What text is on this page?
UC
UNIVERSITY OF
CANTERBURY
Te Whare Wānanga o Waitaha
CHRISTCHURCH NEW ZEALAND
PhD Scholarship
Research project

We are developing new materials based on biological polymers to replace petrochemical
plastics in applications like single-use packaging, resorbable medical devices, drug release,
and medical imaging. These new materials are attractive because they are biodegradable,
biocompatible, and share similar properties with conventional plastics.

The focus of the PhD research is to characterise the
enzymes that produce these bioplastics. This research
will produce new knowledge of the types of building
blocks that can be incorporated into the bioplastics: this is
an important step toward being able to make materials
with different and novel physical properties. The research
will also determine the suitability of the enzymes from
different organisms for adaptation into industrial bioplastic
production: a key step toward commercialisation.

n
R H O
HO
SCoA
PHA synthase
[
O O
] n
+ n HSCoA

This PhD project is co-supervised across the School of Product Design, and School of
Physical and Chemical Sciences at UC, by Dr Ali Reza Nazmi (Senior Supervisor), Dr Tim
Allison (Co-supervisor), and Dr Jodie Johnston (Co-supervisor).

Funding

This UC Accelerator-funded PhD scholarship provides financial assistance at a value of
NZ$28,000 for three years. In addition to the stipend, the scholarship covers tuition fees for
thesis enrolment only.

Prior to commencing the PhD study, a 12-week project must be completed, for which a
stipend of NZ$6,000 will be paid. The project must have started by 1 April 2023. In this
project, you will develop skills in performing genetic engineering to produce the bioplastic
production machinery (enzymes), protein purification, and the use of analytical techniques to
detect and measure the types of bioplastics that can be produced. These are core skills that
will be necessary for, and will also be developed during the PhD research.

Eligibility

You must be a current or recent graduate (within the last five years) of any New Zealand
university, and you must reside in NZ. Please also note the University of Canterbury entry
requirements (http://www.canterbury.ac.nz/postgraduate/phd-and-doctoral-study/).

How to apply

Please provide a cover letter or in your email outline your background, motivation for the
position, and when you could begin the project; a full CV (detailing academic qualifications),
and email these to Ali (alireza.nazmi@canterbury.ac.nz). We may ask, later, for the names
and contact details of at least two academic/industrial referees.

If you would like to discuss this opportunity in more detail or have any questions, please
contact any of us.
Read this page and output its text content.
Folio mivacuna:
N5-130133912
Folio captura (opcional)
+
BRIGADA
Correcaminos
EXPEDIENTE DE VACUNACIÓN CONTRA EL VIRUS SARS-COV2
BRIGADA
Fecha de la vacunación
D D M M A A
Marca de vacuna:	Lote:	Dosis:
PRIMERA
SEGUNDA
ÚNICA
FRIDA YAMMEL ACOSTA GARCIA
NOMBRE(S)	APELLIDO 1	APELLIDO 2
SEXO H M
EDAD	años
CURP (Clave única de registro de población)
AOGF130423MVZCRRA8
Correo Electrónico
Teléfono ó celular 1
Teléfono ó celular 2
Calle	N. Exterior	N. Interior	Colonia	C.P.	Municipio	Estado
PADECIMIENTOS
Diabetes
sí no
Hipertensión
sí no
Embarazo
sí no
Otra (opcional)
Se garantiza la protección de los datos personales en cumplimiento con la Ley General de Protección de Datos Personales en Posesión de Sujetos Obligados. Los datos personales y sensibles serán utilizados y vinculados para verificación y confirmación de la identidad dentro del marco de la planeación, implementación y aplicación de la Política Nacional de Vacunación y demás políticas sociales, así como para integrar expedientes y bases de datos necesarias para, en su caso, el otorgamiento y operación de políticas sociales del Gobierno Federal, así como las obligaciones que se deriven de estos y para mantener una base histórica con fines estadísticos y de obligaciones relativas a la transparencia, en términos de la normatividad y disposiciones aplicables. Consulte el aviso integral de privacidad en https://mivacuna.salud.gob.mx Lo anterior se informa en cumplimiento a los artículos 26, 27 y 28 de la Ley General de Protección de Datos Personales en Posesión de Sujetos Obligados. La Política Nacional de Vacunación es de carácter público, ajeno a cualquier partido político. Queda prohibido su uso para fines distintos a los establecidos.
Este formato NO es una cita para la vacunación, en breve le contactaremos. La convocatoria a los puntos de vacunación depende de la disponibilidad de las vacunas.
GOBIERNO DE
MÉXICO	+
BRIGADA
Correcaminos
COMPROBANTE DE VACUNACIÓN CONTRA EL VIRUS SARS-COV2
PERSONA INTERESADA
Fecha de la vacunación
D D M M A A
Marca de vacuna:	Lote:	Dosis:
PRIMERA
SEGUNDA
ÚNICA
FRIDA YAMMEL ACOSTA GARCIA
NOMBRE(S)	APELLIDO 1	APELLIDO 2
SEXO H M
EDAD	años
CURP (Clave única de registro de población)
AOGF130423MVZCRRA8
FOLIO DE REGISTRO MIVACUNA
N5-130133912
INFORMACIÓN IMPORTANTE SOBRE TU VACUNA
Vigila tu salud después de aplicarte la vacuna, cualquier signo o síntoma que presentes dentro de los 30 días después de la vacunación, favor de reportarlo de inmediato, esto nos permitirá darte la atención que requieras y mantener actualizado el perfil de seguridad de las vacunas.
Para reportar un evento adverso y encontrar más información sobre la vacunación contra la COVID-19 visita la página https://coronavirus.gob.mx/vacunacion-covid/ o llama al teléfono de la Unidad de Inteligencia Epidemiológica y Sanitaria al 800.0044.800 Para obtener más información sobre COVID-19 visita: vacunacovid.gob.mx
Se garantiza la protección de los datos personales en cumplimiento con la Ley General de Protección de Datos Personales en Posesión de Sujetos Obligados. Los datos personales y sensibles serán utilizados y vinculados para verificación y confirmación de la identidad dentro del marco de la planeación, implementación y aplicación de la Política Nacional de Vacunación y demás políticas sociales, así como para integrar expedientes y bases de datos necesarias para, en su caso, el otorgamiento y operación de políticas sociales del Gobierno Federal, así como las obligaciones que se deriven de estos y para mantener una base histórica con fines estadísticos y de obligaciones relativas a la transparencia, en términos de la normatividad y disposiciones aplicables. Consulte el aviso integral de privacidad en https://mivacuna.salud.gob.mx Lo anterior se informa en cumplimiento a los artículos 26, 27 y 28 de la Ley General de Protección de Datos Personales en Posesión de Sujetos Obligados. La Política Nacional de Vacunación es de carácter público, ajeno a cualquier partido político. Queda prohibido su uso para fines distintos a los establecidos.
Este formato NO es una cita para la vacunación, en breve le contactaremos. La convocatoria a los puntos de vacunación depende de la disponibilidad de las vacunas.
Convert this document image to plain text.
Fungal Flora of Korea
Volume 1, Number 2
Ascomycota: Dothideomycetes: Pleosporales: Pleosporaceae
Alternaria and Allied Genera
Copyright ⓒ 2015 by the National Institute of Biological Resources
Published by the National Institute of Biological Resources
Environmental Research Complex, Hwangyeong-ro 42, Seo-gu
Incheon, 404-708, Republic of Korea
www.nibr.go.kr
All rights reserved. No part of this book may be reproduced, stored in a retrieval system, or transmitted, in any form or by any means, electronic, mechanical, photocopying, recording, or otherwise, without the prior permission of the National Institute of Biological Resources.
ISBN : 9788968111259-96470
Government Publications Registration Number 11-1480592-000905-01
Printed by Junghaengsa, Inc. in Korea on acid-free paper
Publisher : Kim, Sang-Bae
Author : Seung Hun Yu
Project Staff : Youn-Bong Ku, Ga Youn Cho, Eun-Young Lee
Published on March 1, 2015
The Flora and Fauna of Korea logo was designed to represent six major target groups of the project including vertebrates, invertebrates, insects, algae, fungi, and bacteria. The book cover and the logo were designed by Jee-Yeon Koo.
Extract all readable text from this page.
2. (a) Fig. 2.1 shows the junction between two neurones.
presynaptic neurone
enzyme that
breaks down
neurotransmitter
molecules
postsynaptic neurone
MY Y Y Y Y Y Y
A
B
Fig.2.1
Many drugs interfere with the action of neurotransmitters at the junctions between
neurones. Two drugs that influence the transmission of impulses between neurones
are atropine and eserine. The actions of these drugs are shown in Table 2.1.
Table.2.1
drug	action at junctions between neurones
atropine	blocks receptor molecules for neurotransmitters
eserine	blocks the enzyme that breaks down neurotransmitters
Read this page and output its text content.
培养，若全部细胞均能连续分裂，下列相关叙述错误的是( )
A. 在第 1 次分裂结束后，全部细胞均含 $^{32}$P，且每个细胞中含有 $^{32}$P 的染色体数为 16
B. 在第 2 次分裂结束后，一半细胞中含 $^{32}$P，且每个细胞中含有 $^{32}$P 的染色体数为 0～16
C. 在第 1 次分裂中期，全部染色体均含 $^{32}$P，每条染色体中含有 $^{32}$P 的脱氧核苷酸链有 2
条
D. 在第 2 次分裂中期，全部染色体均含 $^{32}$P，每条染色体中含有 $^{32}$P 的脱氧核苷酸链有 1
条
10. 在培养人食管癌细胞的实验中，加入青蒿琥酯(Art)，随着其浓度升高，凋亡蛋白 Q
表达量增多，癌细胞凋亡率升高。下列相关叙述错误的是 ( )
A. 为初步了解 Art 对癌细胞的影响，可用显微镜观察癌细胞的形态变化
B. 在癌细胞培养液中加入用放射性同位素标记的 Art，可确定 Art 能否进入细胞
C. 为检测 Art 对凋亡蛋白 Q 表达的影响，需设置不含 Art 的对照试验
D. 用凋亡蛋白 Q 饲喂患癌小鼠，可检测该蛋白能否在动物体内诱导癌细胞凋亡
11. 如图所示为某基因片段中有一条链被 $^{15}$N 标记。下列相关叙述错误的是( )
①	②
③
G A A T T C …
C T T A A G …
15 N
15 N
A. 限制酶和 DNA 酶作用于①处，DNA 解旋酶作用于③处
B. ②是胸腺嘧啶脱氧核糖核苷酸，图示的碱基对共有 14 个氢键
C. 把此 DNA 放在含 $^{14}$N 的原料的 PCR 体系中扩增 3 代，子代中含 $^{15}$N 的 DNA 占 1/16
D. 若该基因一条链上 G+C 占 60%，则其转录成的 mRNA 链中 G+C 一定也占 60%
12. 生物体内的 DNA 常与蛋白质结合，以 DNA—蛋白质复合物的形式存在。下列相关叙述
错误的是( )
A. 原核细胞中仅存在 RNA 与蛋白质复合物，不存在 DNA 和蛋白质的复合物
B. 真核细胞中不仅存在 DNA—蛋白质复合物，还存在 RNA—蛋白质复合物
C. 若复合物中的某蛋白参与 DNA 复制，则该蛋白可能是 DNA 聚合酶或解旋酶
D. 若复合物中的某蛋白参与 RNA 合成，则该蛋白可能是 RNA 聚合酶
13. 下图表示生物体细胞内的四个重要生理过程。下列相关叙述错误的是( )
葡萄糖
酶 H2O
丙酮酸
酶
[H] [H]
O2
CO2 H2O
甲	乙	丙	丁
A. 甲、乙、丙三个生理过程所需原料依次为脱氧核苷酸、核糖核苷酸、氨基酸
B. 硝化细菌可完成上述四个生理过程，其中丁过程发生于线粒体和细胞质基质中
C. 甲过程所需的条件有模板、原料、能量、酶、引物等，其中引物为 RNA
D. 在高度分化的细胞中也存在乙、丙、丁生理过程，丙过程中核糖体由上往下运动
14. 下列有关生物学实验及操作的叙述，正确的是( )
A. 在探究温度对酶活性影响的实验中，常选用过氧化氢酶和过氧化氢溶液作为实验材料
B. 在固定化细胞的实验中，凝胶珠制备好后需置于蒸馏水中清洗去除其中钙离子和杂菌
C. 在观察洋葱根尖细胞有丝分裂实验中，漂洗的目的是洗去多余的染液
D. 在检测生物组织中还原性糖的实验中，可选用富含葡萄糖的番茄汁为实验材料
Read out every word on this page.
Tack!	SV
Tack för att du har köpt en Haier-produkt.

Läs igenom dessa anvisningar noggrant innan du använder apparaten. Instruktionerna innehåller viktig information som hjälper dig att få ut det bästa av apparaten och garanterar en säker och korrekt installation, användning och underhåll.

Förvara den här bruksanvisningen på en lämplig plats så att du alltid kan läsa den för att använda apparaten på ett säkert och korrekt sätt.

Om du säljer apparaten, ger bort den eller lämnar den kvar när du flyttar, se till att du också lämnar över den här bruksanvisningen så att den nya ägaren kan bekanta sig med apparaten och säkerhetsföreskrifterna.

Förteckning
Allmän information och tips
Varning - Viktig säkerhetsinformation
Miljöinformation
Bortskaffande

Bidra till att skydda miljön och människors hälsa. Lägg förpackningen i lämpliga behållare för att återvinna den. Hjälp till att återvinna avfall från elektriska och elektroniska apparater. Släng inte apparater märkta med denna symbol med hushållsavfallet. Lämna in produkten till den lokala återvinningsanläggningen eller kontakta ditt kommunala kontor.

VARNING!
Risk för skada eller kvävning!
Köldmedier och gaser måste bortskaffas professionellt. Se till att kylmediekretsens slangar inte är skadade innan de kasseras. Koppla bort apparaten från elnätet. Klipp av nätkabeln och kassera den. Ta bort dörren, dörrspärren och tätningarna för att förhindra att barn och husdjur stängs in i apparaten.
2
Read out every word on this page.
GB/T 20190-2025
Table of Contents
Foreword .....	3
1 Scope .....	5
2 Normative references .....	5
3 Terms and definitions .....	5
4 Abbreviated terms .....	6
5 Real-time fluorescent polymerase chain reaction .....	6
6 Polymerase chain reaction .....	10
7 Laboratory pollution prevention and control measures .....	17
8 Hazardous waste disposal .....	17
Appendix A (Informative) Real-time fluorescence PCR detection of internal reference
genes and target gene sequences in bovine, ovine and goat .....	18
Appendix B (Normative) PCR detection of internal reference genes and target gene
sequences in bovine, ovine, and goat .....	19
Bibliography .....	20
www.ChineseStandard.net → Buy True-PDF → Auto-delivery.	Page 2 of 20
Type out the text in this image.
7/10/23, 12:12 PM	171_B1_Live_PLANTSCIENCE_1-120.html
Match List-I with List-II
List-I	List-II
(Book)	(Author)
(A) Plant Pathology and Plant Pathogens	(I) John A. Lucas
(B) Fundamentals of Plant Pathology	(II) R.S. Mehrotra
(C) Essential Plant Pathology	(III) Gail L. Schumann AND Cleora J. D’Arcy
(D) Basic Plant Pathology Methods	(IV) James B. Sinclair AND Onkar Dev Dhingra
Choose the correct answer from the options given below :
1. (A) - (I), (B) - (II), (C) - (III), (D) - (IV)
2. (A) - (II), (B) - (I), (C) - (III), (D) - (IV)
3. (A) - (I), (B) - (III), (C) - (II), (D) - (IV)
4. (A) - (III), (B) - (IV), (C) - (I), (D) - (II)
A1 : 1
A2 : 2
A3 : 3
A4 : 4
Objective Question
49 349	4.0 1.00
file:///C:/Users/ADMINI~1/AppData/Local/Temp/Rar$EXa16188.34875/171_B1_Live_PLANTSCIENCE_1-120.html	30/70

**********

Task description: Filter these records, keeping every line where the word "internal" occurs.

Output of the task:
Appendix A (Informative) Real-time fluorescence PCR detection of internal reference
Appendix B (Normative) PCR detection of internal reference genes and target gene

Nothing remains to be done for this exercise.